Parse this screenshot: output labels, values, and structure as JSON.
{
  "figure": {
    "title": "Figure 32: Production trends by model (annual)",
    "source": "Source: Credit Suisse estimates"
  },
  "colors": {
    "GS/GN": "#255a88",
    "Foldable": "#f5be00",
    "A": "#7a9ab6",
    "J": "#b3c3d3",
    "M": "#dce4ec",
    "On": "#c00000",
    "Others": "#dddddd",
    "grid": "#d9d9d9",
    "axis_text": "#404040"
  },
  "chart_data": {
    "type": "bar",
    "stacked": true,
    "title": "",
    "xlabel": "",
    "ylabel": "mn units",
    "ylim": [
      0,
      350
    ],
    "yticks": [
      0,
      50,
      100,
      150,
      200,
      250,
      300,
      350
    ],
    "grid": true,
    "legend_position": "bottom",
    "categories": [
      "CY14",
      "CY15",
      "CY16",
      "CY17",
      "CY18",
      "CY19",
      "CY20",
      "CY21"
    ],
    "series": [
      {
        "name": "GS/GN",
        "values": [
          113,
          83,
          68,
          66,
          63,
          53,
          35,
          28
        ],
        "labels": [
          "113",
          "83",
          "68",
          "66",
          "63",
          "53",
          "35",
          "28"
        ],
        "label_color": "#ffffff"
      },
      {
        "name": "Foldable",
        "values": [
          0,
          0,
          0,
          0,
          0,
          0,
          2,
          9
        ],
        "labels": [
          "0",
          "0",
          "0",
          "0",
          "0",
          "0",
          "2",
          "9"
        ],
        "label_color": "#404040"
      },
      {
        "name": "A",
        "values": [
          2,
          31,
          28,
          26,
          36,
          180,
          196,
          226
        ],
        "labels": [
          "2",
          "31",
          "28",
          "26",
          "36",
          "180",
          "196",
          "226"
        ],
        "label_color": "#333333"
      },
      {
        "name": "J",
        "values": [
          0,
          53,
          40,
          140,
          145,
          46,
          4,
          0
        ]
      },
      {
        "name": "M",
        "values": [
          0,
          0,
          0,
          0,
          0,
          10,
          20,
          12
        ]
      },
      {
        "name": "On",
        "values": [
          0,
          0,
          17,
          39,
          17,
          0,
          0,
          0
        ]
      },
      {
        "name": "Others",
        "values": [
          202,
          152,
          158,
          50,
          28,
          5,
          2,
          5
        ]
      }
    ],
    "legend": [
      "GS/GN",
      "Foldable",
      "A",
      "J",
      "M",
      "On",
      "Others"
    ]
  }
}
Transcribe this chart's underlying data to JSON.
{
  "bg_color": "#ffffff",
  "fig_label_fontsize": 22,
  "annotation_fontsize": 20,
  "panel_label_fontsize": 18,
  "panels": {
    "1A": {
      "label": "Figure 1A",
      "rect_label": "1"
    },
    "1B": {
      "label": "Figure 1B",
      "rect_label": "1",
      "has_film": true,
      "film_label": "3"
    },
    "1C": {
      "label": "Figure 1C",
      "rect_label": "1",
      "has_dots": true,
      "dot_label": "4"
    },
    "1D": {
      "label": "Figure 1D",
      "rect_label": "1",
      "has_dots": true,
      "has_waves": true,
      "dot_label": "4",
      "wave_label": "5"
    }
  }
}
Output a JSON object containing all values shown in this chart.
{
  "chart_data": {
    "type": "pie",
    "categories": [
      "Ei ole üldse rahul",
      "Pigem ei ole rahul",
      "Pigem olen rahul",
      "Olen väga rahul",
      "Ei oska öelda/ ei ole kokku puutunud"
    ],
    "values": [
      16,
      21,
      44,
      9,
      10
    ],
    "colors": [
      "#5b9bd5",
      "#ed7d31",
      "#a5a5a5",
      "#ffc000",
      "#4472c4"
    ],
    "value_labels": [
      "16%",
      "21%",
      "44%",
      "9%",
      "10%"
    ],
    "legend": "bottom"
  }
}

Directive:
Repeat the records above in full, character for character.

Written reply:
Parse this screenshot: output labels, values, and structure as JSON.
{
  "figure": {
    "title": "Figure 32: Production trends by model (annual)",
    "source": "Source: Credit Suisse estimates"
  },
  "colors": {
    "GS/GN": "#255a88",
    "Foldable": "#f5be00",
    "A": "#7a9ab6",
    "J": "#b3c3d3",
    "M": "#dce4ec",
    "On": "#c00000",
    "Others": "#dddddd",
    "grid": "#d9d9d9",
    "axis_text": "#404040"
  },
  "chart_data": {
    "type": "bar",
    "stacked": true,
    "title": "",
    "xlabel": "",
    "ylabel": "mn units",
    "ylim": [
      0,
      350
    ],
    "yticks": [
      0,
      50,
      100,
      150,
      200,
      250,
      300,
      350
    ],
    "grid": true,
    "legend_position": "bottom",
    "categories": [
      "CY14",
      "CY15",
      "CY16",
      "CY17",
      "CY18",
      "CY19",
      "CY20",
      "CY21"
    ],
    "series": [
      {
        "name": "GS/GN",
        "values": [
          113,
          83,
          68,
          66,
          63,
          53,
          35,
          28
        ],
        "labels": [
          "113",
          "83",
          "68",
          "66",
          "63",
          "53",
          "35",
          "28"
        ],
        "label_color": "#ffffff"
      },
      {
        "name": "Foldable",
        "values": [
          0,
          0,
          0,
          0,
          0,
          0,
          2,
          9
        ],
        "labels": [
          "0",
          "0",
          "0",
          "0",
          "0",
          "0",
          "2",
          "9"
        ],
        "label_color": "#404040"
      },
      {
        "name": "A",
        "values": [
          2,
          31,
          28,
          26,
          36,
          180,
          196,
          226
        ],
        "labels": [
          "2",
          "31",
          "28",
          "26",
          "36",
          "180",
          "196",
          "226"
        ],
        "label_color": "#333333"
      },
      {
        "name": "J",
        "values": [
          0,
          53,
          40,
          140,
          145,
          46,
          4,
          0
        ]
      },
      {
        "name": "M",
        "values": [
          0,
          0,
          0,
          0,
          0,
          10,
          20,
          12
        ]
      },
      {
        "name": "On",
        "values": [
          0,
          0,
          17,
          39,
          17,
          0,
          0,
          0
        ]
      },
      {
        "name": "Others",
        "values": [
          202,
          152,
          158,
          50,
          28,
          5,
          2,
          5
        ]
      }
    ],
    "legend": [
      "GS/GN",
      "Foldable",
      "A",
      "J",
      "M",
      "On",
      "Others"
    ]
  }
}
Transcribe this chart's underlying data to JSON.
{
  "bg_color": "#ffffff",
  "fig_label_fontsize": 22,
  "annotation_fontsize": 20,
  "panel_label_fontsize": 18,
  "panels": {
    "1A": {
      "label": "Figure 1A",
      "rect_label": "1"
    },
    "1B": {
      "label": "Figure 1B",
      "rect_label": "1",
      "has_film": true,
      "film_label": "3"
    },
    "1C": {
      "label": "Figure 1C",
      "rect_label": "1",
      "has_dots": true,
      "dot_label": "4"
    },
    "1D": {
      "label": "Figure 1D",
      "rect_label": "1",
      "has_dots": true,
      "has_waves": true,
      "dot_label": "4",
      "wave_label": "5"
    }
  }
}
Output a JSON object containing all values shown in this chart.
{
  "chart_data": {
    "type": "pie",
    "categories": [
      "Ei ole üldse rahul",
      "Pigem ei ole rahul",
      "Pigem olen rahul",
      "Olen väga rahul",
      "Ei oska öelda/ ei ole kokku puutunud"
    ],
    "values": [
      16,
      21,
      44,
      9,
      10
    ],
    "colors": [
      "#5b9bd5",
      "#ed7d31",
      "#a5a5a5",
      "#ffc000",
      "#4472c4"
    ],
    "value_labels": [
      "16%",
      "21%",
      "44%",
      "9%",
      "10%"
    ],
    "legend": "bottom"
  }
}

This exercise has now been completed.